### Records taken from a collection
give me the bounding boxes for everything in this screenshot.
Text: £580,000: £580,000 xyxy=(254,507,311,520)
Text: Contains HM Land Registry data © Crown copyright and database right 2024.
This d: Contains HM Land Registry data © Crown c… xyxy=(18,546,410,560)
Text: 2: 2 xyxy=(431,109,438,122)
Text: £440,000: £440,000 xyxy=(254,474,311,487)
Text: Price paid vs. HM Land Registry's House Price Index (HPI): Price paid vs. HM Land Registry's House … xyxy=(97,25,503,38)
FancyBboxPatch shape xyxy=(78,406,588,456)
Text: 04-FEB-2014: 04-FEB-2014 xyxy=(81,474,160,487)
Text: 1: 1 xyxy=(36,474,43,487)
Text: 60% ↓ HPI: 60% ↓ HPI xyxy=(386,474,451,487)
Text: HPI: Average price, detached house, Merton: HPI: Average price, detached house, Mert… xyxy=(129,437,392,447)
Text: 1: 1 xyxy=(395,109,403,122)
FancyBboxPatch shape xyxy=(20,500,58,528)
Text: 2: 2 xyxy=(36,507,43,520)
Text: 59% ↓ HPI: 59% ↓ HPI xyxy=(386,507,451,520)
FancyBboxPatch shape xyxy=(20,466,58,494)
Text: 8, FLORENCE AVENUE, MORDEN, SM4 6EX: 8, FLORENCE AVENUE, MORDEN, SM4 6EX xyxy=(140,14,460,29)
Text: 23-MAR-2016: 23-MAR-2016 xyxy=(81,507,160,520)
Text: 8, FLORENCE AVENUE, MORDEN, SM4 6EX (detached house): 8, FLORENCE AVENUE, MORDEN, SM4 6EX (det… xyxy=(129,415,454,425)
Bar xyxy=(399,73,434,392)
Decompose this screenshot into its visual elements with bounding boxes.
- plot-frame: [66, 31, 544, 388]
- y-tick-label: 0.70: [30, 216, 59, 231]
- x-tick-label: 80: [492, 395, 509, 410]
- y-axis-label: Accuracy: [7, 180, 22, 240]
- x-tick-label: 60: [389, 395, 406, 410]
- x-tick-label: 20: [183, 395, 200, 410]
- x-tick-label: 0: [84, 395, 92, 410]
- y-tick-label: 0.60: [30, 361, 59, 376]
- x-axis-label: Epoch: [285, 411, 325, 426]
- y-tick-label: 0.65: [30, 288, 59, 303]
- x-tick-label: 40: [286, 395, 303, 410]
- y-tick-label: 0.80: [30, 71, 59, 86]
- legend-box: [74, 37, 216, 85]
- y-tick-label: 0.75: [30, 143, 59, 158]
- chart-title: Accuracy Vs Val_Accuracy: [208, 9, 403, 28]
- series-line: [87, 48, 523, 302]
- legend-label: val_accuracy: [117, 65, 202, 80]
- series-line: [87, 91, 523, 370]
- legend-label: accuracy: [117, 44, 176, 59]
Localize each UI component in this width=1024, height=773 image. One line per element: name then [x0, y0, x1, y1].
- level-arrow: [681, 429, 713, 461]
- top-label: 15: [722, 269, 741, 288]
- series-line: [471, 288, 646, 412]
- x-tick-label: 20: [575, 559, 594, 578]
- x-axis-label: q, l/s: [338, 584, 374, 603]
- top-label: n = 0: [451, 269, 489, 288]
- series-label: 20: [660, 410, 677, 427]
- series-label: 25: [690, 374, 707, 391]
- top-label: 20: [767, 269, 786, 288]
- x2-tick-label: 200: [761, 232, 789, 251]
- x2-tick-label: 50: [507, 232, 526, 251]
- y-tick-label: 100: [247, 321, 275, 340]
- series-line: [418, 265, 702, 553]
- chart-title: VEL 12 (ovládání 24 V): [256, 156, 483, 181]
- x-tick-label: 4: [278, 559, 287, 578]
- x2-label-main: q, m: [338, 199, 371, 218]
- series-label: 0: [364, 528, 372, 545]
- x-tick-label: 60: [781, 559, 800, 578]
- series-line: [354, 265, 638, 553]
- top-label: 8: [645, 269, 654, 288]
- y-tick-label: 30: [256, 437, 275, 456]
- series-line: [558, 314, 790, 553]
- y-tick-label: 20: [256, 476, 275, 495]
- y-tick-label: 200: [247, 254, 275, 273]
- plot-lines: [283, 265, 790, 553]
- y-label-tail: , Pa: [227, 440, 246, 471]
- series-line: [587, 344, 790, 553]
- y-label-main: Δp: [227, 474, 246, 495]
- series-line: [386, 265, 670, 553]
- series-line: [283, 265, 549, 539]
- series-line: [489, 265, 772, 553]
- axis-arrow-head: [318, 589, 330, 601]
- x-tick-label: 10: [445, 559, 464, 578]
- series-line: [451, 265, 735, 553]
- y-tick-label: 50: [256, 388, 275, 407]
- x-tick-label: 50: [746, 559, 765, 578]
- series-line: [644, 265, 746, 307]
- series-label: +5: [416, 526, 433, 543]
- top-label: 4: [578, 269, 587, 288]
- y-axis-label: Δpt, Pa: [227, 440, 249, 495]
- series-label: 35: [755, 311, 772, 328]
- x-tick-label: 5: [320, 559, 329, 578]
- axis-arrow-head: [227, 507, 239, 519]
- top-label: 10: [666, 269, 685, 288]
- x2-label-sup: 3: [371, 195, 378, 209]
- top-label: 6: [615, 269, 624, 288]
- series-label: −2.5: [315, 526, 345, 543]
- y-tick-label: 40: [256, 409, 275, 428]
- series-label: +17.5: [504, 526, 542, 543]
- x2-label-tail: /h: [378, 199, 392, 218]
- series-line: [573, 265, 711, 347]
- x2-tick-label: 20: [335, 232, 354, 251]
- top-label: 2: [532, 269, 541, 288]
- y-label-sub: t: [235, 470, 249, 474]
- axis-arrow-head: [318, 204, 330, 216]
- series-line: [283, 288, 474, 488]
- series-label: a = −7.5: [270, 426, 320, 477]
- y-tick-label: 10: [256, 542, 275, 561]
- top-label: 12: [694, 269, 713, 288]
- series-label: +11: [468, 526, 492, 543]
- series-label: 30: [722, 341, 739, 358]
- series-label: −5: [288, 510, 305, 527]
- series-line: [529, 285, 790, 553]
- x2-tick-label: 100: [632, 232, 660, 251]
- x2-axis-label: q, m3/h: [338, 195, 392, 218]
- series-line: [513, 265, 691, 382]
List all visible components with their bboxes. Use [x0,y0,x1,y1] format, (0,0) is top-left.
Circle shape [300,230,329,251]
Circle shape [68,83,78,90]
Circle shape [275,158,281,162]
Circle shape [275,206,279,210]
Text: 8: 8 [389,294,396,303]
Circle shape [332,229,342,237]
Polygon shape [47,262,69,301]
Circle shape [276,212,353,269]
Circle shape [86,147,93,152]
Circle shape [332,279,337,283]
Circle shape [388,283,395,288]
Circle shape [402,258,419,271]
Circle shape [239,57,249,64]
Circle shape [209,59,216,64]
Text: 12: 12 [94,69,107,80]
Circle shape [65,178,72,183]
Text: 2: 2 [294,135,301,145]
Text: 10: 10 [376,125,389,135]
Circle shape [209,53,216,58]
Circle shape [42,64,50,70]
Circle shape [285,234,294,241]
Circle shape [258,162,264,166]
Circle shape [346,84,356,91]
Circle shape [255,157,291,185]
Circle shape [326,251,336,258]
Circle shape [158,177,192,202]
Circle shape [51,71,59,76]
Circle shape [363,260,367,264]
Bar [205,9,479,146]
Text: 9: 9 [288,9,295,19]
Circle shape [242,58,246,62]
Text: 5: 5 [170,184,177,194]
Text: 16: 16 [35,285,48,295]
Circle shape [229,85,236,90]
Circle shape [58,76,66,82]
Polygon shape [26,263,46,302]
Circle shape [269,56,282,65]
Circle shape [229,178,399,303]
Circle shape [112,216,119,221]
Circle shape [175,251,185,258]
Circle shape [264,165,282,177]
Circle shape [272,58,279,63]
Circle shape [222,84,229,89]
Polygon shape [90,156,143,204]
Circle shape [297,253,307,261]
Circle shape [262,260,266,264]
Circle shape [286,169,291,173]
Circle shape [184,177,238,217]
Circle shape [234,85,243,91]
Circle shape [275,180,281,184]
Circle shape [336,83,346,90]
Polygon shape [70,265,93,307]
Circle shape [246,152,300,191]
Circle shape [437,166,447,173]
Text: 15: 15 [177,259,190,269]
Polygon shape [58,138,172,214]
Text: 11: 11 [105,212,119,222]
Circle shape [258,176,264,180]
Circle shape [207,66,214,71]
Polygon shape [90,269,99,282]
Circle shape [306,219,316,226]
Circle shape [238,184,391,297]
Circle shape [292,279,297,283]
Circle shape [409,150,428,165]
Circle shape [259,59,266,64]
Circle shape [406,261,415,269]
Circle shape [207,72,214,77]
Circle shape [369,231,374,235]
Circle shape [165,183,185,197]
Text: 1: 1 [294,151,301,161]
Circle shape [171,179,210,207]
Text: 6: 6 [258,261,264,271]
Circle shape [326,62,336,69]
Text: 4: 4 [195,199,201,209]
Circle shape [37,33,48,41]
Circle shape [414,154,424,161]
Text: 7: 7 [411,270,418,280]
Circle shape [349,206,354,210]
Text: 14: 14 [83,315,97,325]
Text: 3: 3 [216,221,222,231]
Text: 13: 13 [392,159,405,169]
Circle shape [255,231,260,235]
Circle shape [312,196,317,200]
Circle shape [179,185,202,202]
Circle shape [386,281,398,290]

### Description of the task
Rewrite the part of the listing that runs from its start through the line containing "Text: £440,000: £440,000", swapping "HM Land Registry" for "His Majesty's Land Registry" and leaving everything else unchanged.

### Task response
give me the bounding boxes for everything in this screenshot.
Text: £580,000: £580,000 xyxy=(254,507,311,520)
Text: Contains His Majesty's Land Registry data © Crown copyright and database right 2024.
This d: Contains His Majesty's Land Registry data © Crown c… xyxy=(18,546,410,560)
Text: 2: 2 xyxy=(431,109,438,122)
Text: £440,000: £440,000 xyxy=(254,474,311,487)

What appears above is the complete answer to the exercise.